=== Task objective ===
Copy out the listing in full, exactly as written, but not its pictures.
- - - - - - -
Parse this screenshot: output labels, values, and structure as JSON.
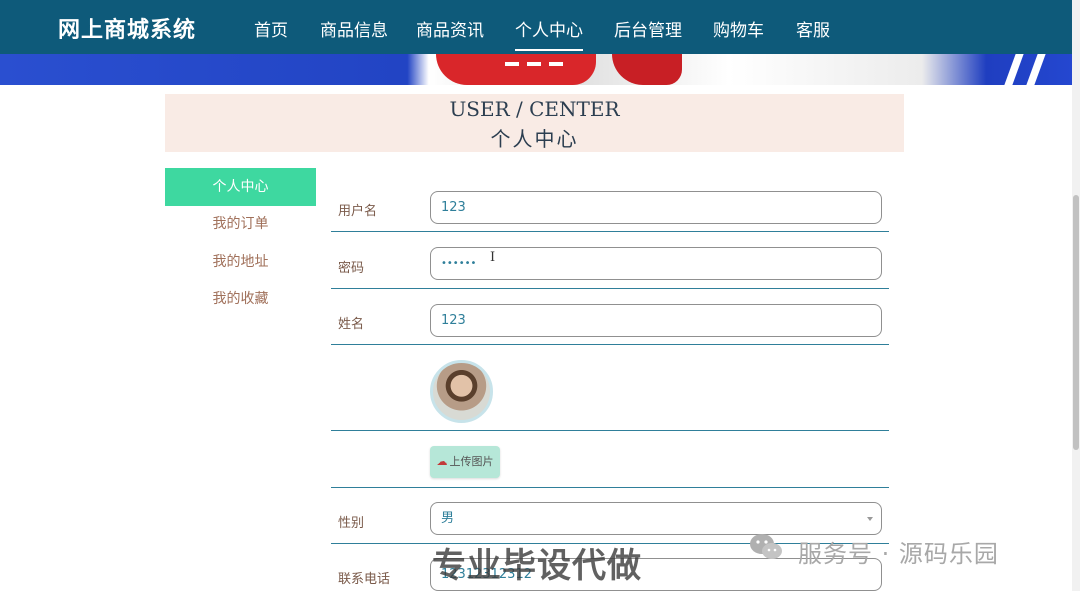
{
  "app": {
    "brand": "网上商城系统"
  },
  "nav": {
    "items": [
      {
        "label": "首页"
      },
      {
        "label": "商品信息"
      },
      {
        "label": "商品资讯"
      },
      {
        "label": "个人中心"
      },
      {
        "label": "后台管理"
      },
      {
        "label": "购物车"
      },
      {
        "label": "客服"
      }
    ],
    "active": "个人中心"
  },
  "header": {
    "title_en": "USER / CENTER",
    "title_cn": "个人中心"
  },
  "sidebar": {
    "items": [
      {
        "label": "个人中心",
        "active": true
      },
      {
        "label": "我的订单"
      },
      {
        "label": "我的地址"
      },
      {
        "label": "我的收藏"
      }
    ]
  },
  "form": {
    "username": {
      "label": "用户名",
      "value": "123"
    },
    "password": {
      "label": "密码",
      "value": "••••••"
    },
    "name": {
      "label": "姓名",
      "value": "123"
    },
    "upload_label": "上传图片",
    "gender": {
      "label": "性别",
      "value": "男"
    },
    "phone": {
      "label": "联系电话",
      "value": "12312312312"
    }
  },
  "watermarks": {
    "overlay": "专业毕设代做",
    "account": "服务号 · 源码乐园"
  },
  "colors": {
    "nav_bg": "#0e5a7a",
    "sidebar_active": "#3ed8a0",
    "title_band": "#f9ebe5",
    "row_line": "#2f7f9a"
  },
  "icons": {
    "cursor": "text-cursor-icon",
    "upload": "cloud-upload-icon",
    "select": "chevron-down-icon",
    "wechat": "wechat-icon"
  }
}
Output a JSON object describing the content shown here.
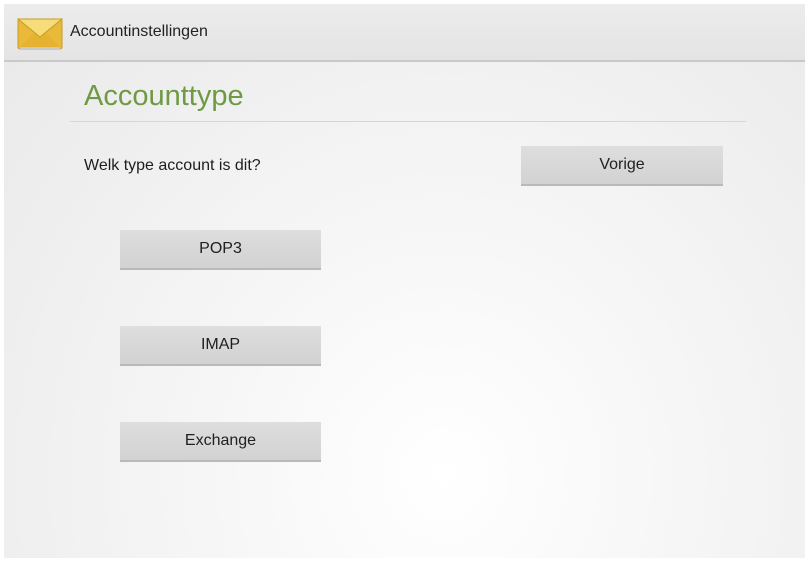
- - - - - - -
=== Worked answer ===
Parse this screenshot: output labels, values, and structure as JSON.
{
  "app": {
    "brand": "网上商城系统"
  },
  "nav": {
    "items": [
      {
        "label": "首页"
      },
      {
        "label": "商品信息"
      },
      {
        "label": "商品资讯"
      },
      {
        "label": "个人中心"
      },
      {
        "label": "后台管理"
      },
      {
        "label": "购物车"
      },
      {
        "label": "客服"
      }
    ],
    "active": "个人中心"
  },
  "header": {
    "title_en": "USER / CENTER",
    "title_cn": "个人中心"
  },
  "sidebar": {
    "items": [
      {
        "label": "个人中心",
        "active": true
      },
      {
        "label": "我的订单"
      },
      {
        "label": "我的地址"
      },
      {
        "label": "我的收藏"
      }
    ]
  },
  "form": {
    "username": {
      "label": "用户名",
      "value": "123"
    },
    "password": {
      "label": "密码",
      "value": "••••••"
    },
    "name": {
      "label": "姓名",
      "value": "123"
    },
    "upload_label": "上传图片",
    "gender": {
      "label": "性别",
      "value": "男"
    },
    "phone": {
      "label": "联系电话",
      "value": "12312312312"
    }
  },
  "watermarks": {
    "overlay": "专业毕设代做",
    "account": "服务号 · 源码乐园"
  },
  "colors": {
    "nav_bg": "#0e5a7a",
    "sidebar_active": "#3ed8a0",
    "title_band": "#f9ebe5",
    "row_line": "#2f7f9a"
  },
  "icons": {
    "cursor": "text-cursor-icon",
    "upload": "cloud-upload-icon",
    "select": "chevron-down-icon",
    "wechat": "wechat-icon"
  }
}
Output a JSON object describing the content shown here.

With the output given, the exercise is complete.